Part of a data file:
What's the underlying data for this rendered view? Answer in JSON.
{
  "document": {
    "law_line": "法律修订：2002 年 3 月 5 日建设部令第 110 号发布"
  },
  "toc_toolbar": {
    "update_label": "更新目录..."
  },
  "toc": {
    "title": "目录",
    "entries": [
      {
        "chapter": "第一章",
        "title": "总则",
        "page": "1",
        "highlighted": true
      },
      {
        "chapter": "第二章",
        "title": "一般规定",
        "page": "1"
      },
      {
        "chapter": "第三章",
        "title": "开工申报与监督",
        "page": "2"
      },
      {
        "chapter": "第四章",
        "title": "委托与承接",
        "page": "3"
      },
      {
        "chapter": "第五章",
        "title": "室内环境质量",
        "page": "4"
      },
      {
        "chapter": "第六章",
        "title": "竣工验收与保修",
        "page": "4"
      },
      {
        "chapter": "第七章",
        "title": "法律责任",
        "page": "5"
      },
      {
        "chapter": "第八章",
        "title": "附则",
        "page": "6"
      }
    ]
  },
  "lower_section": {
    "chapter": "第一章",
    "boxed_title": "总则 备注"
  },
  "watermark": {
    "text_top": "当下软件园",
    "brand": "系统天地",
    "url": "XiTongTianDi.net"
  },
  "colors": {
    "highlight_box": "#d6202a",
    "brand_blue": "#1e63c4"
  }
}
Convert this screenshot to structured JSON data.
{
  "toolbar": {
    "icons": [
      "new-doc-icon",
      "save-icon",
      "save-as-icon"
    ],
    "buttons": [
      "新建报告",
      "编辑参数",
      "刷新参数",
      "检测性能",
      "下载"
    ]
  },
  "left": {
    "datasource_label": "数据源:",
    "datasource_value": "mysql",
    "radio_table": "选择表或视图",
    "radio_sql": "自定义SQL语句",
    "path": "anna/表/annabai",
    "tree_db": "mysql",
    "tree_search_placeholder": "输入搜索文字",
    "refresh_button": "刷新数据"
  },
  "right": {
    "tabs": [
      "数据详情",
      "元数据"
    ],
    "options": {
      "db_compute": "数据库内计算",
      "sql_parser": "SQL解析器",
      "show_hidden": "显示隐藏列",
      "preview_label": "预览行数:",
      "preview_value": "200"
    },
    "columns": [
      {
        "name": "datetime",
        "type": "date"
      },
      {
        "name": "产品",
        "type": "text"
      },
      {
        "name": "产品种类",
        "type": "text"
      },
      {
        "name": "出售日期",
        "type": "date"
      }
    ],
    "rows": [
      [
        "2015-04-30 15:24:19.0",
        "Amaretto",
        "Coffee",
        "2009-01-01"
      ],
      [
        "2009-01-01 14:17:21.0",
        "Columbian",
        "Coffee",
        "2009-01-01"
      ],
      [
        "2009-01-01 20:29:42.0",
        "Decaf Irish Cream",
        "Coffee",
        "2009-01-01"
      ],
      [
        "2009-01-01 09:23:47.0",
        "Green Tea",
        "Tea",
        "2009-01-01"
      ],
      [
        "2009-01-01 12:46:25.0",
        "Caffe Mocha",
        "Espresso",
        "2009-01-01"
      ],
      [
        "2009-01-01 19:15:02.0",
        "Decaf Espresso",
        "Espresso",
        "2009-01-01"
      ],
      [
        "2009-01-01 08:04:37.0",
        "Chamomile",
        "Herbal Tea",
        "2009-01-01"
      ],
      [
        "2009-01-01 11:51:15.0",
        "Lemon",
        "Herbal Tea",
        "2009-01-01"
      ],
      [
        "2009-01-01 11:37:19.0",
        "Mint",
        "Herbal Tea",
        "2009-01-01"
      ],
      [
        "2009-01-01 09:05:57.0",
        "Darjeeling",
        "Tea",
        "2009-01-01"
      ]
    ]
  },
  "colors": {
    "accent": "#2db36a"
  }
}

## What is asked
Scan the material above. Copy each line that holds the word "mysql".

## Problem solution
    "datasource_value": "mysql",
    "tree_db": "mysql",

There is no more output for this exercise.